What to produce →
Select the lines below containing the word "WQSP".

Exercise input →
━━━━━━━━━━━━━━━━

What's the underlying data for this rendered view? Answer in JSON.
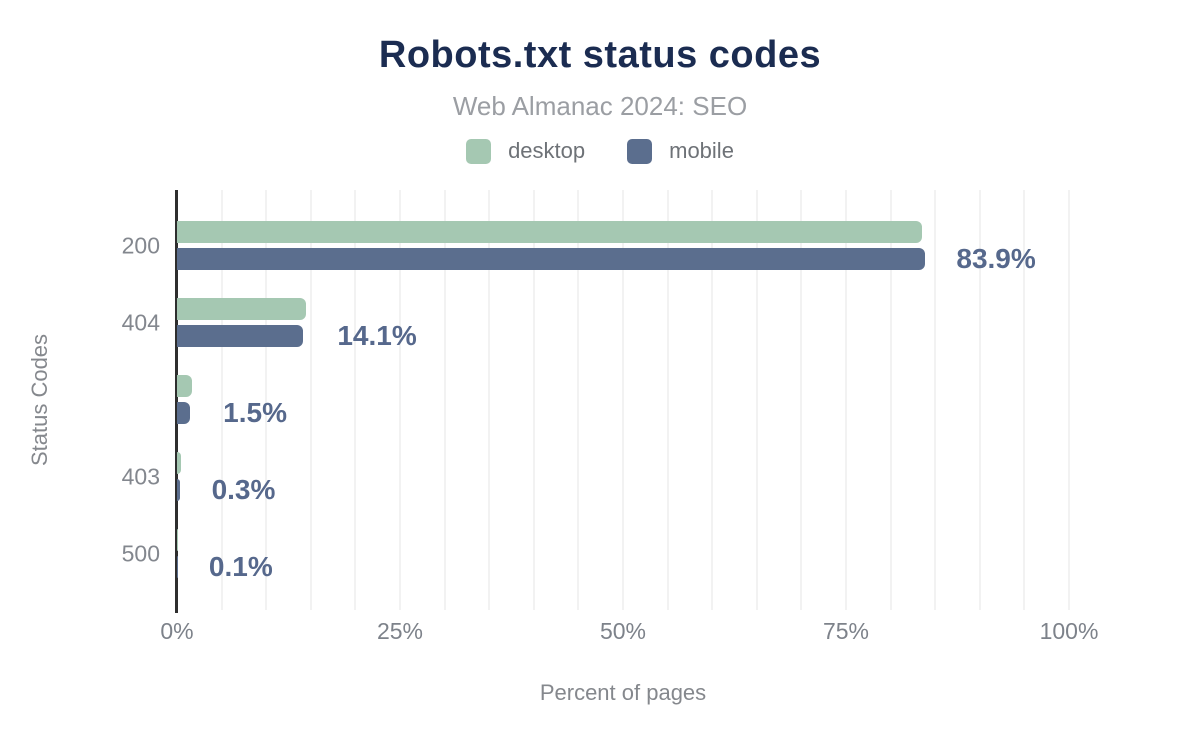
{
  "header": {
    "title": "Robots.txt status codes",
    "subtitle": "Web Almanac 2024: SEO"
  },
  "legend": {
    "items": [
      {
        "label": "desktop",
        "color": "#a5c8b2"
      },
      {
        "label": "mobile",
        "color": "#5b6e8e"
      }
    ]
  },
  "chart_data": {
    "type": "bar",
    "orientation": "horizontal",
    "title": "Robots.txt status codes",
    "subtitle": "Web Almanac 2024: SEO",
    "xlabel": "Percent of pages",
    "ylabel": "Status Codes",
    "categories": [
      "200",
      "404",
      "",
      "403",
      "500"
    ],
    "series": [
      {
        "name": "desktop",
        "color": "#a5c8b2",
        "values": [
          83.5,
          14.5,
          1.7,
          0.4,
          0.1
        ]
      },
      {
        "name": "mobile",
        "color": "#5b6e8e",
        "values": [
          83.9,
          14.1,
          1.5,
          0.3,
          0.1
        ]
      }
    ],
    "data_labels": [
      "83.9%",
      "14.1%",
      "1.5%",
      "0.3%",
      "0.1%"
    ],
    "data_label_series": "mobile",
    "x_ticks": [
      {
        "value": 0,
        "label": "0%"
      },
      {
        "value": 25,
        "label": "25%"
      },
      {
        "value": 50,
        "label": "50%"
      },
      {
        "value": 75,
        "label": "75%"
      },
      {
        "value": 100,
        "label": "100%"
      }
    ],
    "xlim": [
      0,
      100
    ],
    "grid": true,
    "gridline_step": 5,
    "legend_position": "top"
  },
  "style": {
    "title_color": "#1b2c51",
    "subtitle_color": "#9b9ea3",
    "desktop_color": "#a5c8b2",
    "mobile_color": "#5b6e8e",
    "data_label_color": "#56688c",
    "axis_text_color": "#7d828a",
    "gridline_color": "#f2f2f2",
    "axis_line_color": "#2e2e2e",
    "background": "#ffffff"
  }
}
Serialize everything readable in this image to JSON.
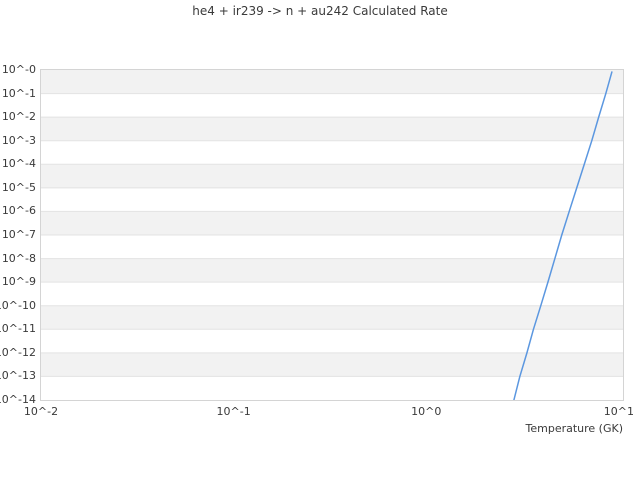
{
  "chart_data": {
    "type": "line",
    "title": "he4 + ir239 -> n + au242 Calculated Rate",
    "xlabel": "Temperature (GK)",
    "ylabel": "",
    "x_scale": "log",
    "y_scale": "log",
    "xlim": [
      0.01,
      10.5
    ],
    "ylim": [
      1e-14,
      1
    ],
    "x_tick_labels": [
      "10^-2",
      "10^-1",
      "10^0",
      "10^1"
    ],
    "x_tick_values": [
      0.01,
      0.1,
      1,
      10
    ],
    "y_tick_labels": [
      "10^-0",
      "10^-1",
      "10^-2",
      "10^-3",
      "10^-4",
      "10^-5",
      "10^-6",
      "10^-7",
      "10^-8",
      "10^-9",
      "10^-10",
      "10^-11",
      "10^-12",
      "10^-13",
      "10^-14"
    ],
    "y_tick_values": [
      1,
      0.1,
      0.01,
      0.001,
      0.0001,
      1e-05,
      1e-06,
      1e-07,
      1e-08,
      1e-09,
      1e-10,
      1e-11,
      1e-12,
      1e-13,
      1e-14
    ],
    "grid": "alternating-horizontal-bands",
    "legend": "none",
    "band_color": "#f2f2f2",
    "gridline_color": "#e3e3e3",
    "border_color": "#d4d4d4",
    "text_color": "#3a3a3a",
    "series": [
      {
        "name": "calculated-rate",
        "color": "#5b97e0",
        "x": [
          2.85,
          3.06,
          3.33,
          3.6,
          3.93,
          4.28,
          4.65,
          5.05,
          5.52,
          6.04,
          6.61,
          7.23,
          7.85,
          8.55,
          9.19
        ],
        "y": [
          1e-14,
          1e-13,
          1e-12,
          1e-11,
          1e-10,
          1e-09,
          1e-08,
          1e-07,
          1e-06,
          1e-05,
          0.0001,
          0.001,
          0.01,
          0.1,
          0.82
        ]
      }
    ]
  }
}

━━━━━━━━━━━━━━━━

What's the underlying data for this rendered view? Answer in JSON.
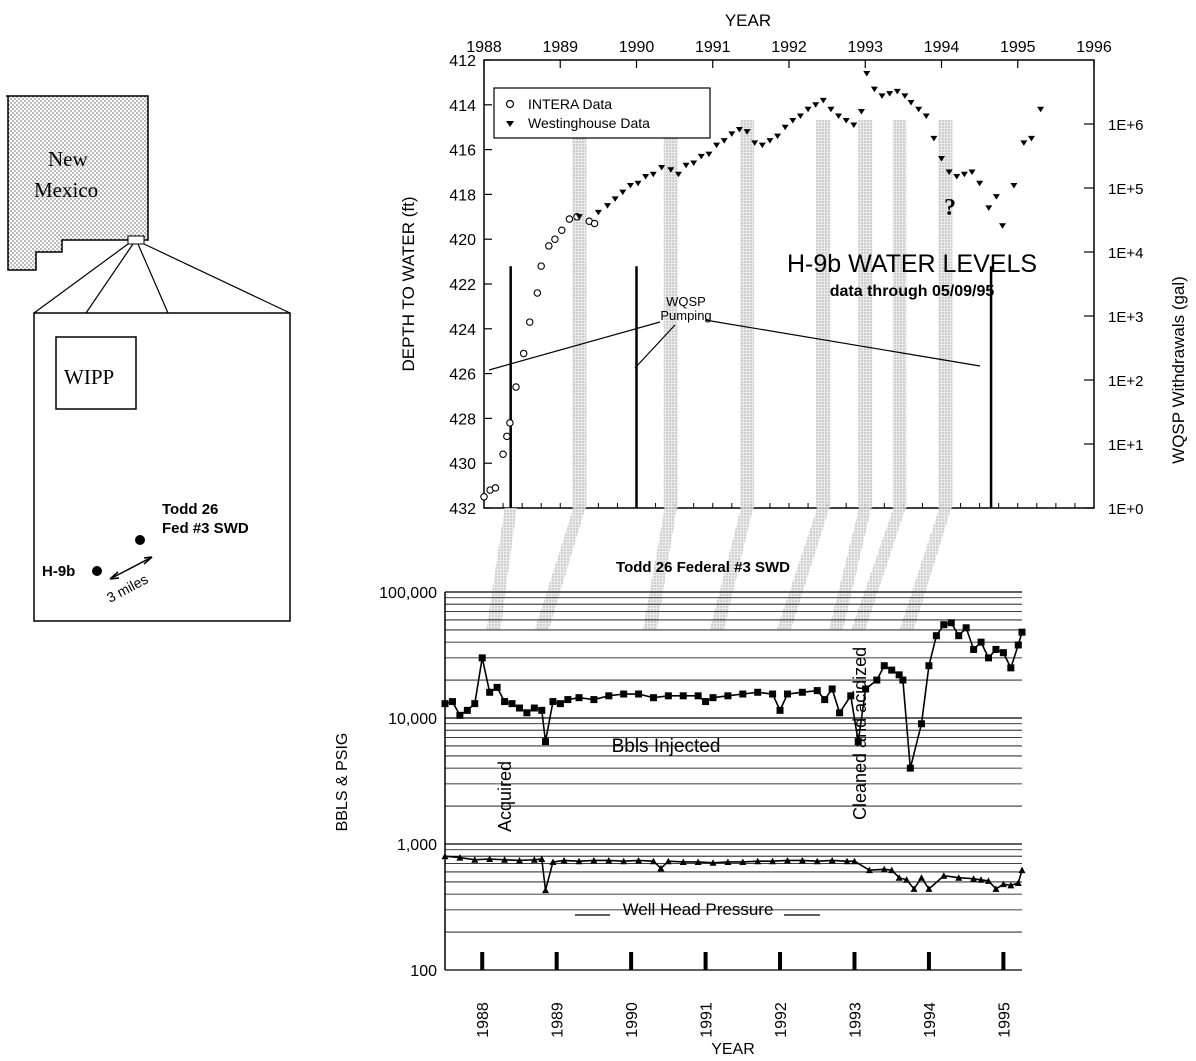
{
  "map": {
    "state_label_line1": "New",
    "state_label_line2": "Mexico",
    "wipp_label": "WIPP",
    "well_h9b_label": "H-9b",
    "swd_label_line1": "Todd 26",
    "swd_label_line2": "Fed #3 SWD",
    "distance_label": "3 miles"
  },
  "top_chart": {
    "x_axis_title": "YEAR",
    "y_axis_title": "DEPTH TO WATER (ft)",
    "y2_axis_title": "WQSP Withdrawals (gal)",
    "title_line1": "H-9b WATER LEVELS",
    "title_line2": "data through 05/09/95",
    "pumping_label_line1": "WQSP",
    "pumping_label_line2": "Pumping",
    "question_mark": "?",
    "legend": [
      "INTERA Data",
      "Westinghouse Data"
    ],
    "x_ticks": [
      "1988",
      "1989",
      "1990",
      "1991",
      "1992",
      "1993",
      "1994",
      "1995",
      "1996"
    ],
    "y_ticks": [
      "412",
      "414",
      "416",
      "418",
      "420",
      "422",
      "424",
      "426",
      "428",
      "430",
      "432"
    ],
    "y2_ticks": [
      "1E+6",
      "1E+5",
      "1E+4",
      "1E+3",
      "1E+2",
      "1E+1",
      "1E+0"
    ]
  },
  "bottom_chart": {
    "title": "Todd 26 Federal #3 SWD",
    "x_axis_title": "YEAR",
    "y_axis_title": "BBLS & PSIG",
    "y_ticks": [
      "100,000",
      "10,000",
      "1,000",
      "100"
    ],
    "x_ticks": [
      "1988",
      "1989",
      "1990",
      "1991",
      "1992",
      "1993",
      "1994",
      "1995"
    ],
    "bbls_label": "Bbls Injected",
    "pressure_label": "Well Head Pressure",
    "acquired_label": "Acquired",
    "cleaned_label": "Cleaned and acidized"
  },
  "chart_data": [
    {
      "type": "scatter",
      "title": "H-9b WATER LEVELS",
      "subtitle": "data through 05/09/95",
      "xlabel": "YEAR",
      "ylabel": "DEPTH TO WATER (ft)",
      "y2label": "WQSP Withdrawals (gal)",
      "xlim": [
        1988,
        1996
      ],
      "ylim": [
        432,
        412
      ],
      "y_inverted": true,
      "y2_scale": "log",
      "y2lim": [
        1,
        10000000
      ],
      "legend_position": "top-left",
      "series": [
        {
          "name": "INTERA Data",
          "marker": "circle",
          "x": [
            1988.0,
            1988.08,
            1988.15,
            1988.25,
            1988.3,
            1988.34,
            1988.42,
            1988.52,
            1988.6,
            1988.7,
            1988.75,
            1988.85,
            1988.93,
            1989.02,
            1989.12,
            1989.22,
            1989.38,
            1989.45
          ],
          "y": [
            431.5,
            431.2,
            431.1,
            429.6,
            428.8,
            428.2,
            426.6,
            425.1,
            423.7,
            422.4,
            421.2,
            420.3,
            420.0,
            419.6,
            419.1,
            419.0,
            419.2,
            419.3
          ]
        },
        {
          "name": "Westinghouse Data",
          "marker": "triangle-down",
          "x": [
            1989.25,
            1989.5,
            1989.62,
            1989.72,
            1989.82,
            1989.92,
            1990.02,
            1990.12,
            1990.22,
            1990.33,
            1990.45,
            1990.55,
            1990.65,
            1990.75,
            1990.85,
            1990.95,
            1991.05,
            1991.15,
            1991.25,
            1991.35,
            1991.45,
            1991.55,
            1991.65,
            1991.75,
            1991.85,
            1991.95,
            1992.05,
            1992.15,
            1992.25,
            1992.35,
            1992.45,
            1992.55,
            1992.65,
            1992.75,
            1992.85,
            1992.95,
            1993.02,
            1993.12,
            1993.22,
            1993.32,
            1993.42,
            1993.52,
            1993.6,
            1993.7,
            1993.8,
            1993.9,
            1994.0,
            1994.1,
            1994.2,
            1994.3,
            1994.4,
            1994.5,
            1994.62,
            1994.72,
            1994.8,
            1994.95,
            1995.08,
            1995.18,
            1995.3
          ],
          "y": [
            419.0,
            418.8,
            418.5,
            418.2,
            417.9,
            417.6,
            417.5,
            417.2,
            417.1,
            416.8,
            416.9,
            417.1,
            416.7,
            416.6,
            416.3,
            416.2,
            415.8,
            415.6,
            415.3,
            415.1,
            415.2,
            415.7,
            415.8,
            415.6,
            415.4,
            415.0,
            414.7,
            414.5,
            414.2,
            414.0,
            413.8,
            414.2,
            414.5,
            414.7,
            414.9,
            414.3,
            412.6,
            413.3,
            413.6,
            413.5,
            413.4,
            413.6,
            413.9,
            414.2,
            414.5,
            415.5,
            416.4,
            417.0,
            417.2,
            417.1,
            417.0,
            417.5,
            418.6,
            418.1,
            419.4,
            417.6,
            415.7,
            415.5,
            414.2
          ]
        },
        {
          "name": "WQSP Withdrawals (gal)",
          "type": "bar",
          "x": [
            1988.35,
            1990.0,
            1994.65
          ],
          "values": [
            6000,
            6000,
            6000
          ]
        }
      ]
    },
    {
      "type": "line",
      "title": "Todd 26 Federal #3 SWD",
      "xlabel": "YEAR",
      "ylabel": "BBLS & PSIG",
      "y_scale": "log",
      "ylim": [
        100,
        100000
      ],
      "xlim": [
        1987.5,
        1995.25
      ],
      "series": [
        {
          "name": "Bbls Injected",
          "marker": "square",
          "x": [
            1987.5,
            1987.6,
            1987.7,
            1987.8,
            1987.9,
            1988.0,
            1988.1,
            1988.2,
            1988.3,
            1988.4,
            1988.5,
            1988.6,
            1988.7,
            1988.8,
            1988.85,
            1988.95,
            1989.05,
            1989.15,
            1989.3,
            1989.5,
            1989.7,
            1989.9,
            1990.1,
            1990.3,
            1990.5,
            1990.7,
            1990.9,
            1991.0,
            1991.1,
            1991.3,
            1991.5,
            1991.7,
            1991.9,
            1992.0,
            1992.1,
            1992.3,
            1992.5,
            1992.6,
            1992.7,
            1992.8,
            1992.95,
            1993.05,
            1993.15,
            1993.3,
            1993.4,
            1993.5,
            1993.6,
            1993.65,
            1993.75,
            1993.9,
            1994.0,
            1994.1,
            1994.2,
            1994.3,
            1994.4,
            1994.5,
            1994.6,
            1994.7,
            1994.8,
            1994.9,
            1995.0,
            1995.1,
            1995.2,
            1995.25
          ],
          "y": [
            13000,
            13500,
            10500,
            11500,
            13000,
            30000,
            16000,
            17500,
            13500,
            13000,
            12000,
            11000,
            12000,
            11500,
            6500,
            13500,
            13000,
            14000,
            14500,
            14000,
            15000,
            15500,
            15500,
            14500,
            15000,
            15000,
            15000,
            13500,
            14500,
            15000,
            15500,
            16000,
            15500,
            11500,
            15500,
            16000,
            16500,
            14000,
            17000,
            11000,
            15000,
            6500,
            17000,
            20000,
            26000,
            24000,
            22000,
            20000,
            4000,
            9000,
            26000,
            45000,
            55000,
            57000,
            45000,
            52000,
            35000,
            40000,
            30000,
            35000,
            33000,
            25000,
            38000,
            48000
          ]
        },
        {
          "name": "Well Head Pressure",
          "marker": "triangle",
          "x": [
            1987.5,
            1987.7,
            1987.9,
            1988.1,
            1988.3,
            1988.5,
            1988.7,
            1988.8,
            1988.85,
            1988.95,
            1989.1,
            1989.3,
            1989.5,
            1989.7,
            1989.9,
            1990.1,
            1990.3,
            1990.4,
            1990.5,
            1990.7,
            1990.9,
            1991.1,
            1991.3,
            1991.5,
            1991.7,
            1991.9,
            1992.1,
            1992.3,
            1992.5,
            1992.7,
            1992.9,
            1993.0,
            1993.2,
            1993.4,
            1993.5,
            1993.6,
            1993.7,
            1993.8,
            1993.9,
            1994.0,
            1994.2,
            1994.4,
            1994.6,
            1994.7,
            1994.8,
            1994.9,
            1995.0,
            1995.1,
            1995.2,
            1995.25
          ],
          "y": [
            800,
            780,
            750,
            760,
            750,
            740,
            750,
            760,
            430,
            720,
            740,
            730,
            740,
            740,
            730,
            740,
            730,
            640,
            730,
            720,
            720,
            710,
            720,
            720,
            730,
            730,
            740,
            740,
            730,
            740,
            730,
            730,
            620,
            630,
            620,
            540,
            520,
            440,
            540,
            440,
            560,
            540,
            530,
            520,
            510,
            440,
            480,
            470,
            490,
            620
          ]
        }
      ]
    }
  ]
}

━━━━━━━━━━━━━━━━

Completed exercise →
    "y2_axis_title": "WQSP Withdrawals (gal)",
    "pumping_label_line1": "WQSP",
      "y2label": "WQSP Withdrawals (gal)",
          "name": "WQSP Withdrawals (gal)",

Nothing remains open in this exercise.